Dataset items:
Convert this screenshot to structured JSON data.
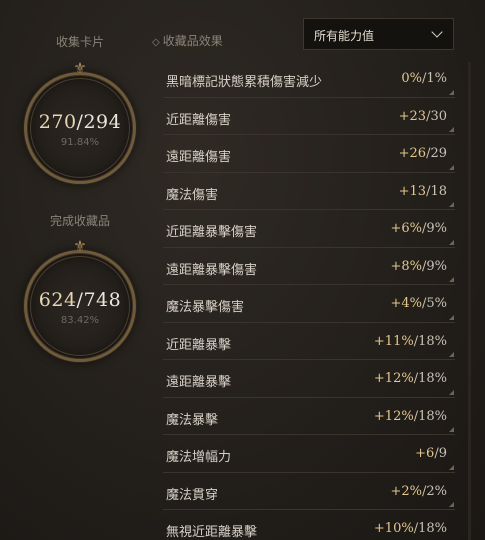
{
  "left": {
    "cards_label": "收集卡片",
    "cards_current": "270",
    "cards_total": "294",
    "cards_pct": "91.84%",
    "collect_label": "完成收藏品",
    "collect_current": "624",
    "collect_total": "748",
    "collect_pct": "83.42%"
  },
  "filter": {
    "title": "收藏品效果",
    "dropdown_value": "所有能力值"
  },
  "stats": [
    {
      "name": "黑暗標記狀態累積傷害減少",
      "cur": "0%",
      "max": "1%"
    },
    {
      "name": "近距離傷害",
      "cur": "+23",
      "max": "30"
    },
    {
      "name": "遠距離傷害",
      "cur": "+26",
      "max": "29"
    },
    {
      "name": "魔法傷害",
      "cur": "+13",
      "max": "18"
    },
    {
      "name": "近距離暴擊傷害",
      "cur": "+6%",
      "max": "9%"
    },
    {
      "name": "遠距離暴擊傷害",
      "cur": "+8%",
      "max": "9%"
    },
    {
      "name": "魔法暴擊傷害",
      "cur": "+4%",
      "max": "5%"
    },
    {
      "name": "近距離暴擊",
      "cur": "+11%",
      "max": "18%"
    },
    {
      "name": "遠距離暴擊",
      "cur": "+12%",
      "max": "18%"
    },
    {
      "name": "魔法暴擊",
      "cur": "+12%",
      "max": "18%"
    },
    {
      "name": "魔法增幅力",
      "cur": "+6",
      "max": "9"
    },
    {
      "name": "魔法貫穿",
      "cur": "+2%",
      "max": "2%"
    },
    {
      "name": "無視近距離暴擊",
      "cur": "+10%",
      "max": "18%"
    }
  ]
}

TASK STATEMENT.
Each entry above should be reproduced exactly, with the pictures removed.

ANSWER FOR THE TASK.
Convert this screenshot to structured JSON data.
{
  "left": {
    "cards_label": "收集卡片",
    "cards_current": "270",
    "cards_total": "294",
    "cards_pct": "91.84%",
    "collect_label": "完成收藏品",
    "collect_current": "624",
    "collect_total": "748",
    "collect_pct": "83.42%"
  },
  "filter": {
    "title": "收藏品效果",
    "dropdown_value": "所有能力值"
  },
  "stats": [
    {
      "name": "黑暗標記狀態累積傷害減少",
      "cur": "0%",
      "max": "1%"
    },
    {
      "name": "近距離傷害",
      "cur": "+23",
      "max": "30"
    },
    {
      "name": "遠距離傷害",
      "cur": "+26",
      "max": "29"
    },
    {
      "name": "魔法傷害",
      "cur": "+13",
      "max": "18"
    },
    {
      "name": "近距離暴擊傷害",
      "cur": "+6%",
      "max": "9%"
    },
    {
      "name": "遠距離暴擊傷害",
      "cur": "+8%",
      "max": "9%"
    },
    {
      "name": "魔法暴擊傷害",
      "cur": "+4%",
      "max": "5%"
    },
    {
      "name": "近距離暴擊",
      "cur": "+11%",
      "max": "18%"
    },
    {
      "name": "遠距離暴擊",
      "cur": "+12%",
      "max": "18%"
    },
    {
      "name": "魔法暴擊",
      "cur": "+12%",
      "max": "18%"
    },
    {
      "name": "魔法增幅力",
      "cur": "+6",
      "max": "9"
    },
    {
      "name": "魔法貫穿",
      "cur": "+2%",
      "max": "2%"
    },
    {
      "name": "無視近距離暴擊",
      "cur": "+10%",
      "max": "18%"
    }
  ]
}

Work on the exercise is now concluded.